> [PROBLEM REQUIREMENTS]: Skip the pictures and extract all of the lines exactly as written.
# START OF EXTRACTED RECORDS
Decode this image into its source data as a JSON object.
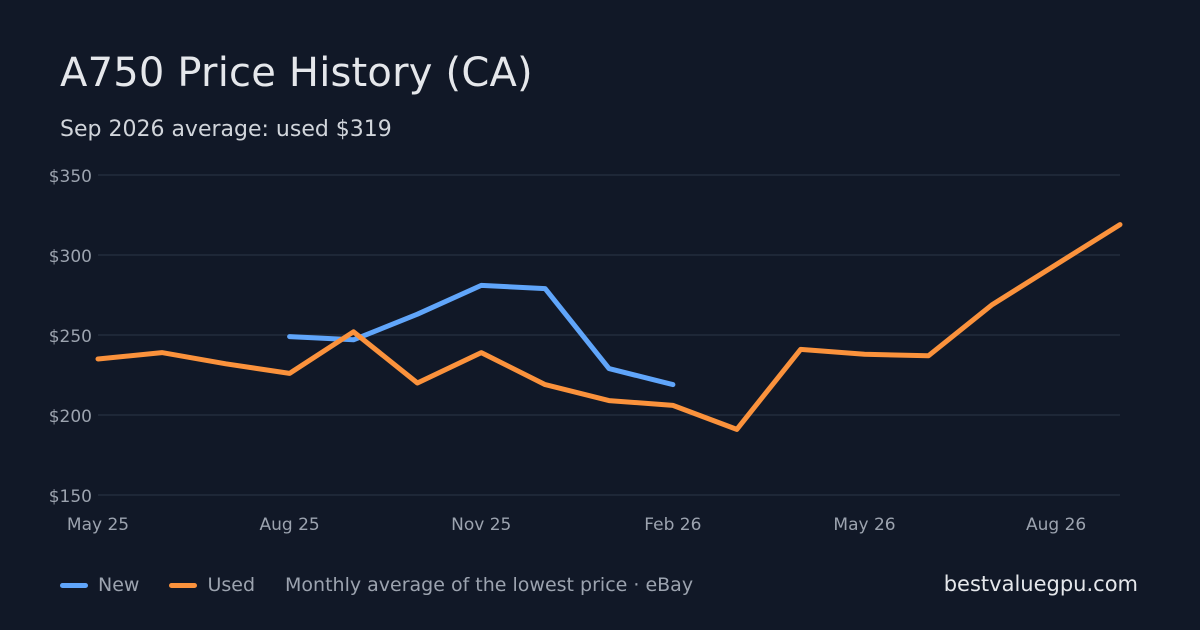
{
  "header": {
    "title": "A750 Price History (CA)",
    "subtitle": "Sep 2026 average: used $319"
  },
  "footer": {
    "legend": [
      {
        "label": "New",
        "color": "#60a5fa"
      },
      {
        "label": "Used",
        "color": "#fb923c"
      }
    ],
    "note": "Monthly average of the lowest price · eBay",
    "brand": "bestvaluegpu.com"
  },
  "chart_data": {
    "type": "line",
    "x": [
      "2025-05",
      "2025-06",
      "2025-07",
      "2025-08",
      "2025-09",
      "2025-10",
      "2025-11",
      "2025-12",
      "2026-01",
      "2026-02",
      "2026-03",
      "2026-04",
      "2026-05",
      "2026-06",
      "2026-07",
      "2026-08",
      "2026-09"
    ],
    "x_ticks": [
      {
        "x": "2025-05",
        "label": "May 25"
      },
      {
        "x": "2025-08",
        "label": "Aug 25"
      },
      {
        "x": "2025-11",
        "label": "Nov 25"
      },
      {
        "x": "2026-02",
        "label": "Feb 26"
      },
      {
        "x": "2026-05",
        "label": "May 26"
      },
      {
        "x": "2026-08",
        "label": "Aug 26"
      }
    ],
    "y_ticks": [
      150,
      200,
      250,
      300,
      350
    ],
    "y_tick_labels": [
      "$150",
      "$200",
      "$250",
      "$300",
      "$350"
    ],
    "ylim": [
      150,
      350
    ],
    "grid": true,
    "series": [
      {
        "name": "New",
        "color": "#60a5fa",
        "values": [
          null,
          null,
          null,
          249,
          247,
          263,
          281,
          279,
          229,
          219,
          null,
          null,
          null,
          null,
          null,
          null,
          null
        ]
      },
      {
        "name": "Used",
        "color": "#fb923c",
        "values": [
          235,
          239,
          232,
          226,
          252,
          220,
          239,
          219,
          209,
          206,
          191,
          241,
          238,
          237,
          269,
          294,
          319
        ]
      }
    ]
  }
}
# END OF EXTRACTED RECORDS
> [TASK RESULT]:
Decode this image into its source data as a JSON object.
{
  "header": {
    "title": "A750 Price History (CA)",
    "subtitle": "Sep 2026 average: used $319"
  },
  "footer": {
    "legend": [
      {
        "label": "New",
        "color": "#60a5fa"
      },
      {
        "label": "Used",
        "color": "#fb923c"
      }
    ],
    "note": "Monthly average of the lowest price · eBay",
    "brand": "bestvaluegpu.com"
  },
  "chart_data": {
    "type": "line",
    "x": [
      "2025-05",
      "2025-06",
      "2025-07",
      "2025-08",
      "2025-09",
      "2025-10",
      "2025-11",
      "2025-12",
      "2026-01",
      "2026-02",
      "2026-03",
      "2026-04",
      "2026-05",
      "2026-06",
      "2026-07",
      "2026-08",
      "2026-09"
    ],
    "x_ticks": [
      {
        "x": "2025-05",
        "label": "May 25"
      },
      {
        "x": "2025-08",
        "label": "Aug 25"
      },
      {
        "x": "2025-11",
        "label": "Nov 25"
      },
      {
        "x": "2026-02",
        "label": "Feb 26"
      },
      {
        "x": "2026-05",
        "label": "May 26"
      },
      {
        "x": "2026-08",
        "label": "Aug 26"
      }
    ],
    "y_ticks": [
      150,
      200,
      250,
      300,
      350
    ],
    "y_tick_labels": [
      "$150",
      "$200",
      "$250",
      "$300",
      "$350"
    ],
    "ylim": [
      150,
      350
    ],
    "grid": true,
    "series": [
      {
        "name": "New",
        "color": "#60a5fa",
        "values": [
          null,
          null,
          null,
          249,
          247,
          263,
          281,
          279,
          229,
          219,
          null,
          null,
          null,
          null,
          null,
          null,
          null
        ]
      },
      {
        "name": "Used",
        "color": "#fb923c",
        "values": [
          235,
          239,
          232,
          226,
          252,
          220,
          239,
          219,
          209,
          206,
          191,
          241,
          238,
          237,
          269,
          294,
          319
        ]
      }
    ]
  }
}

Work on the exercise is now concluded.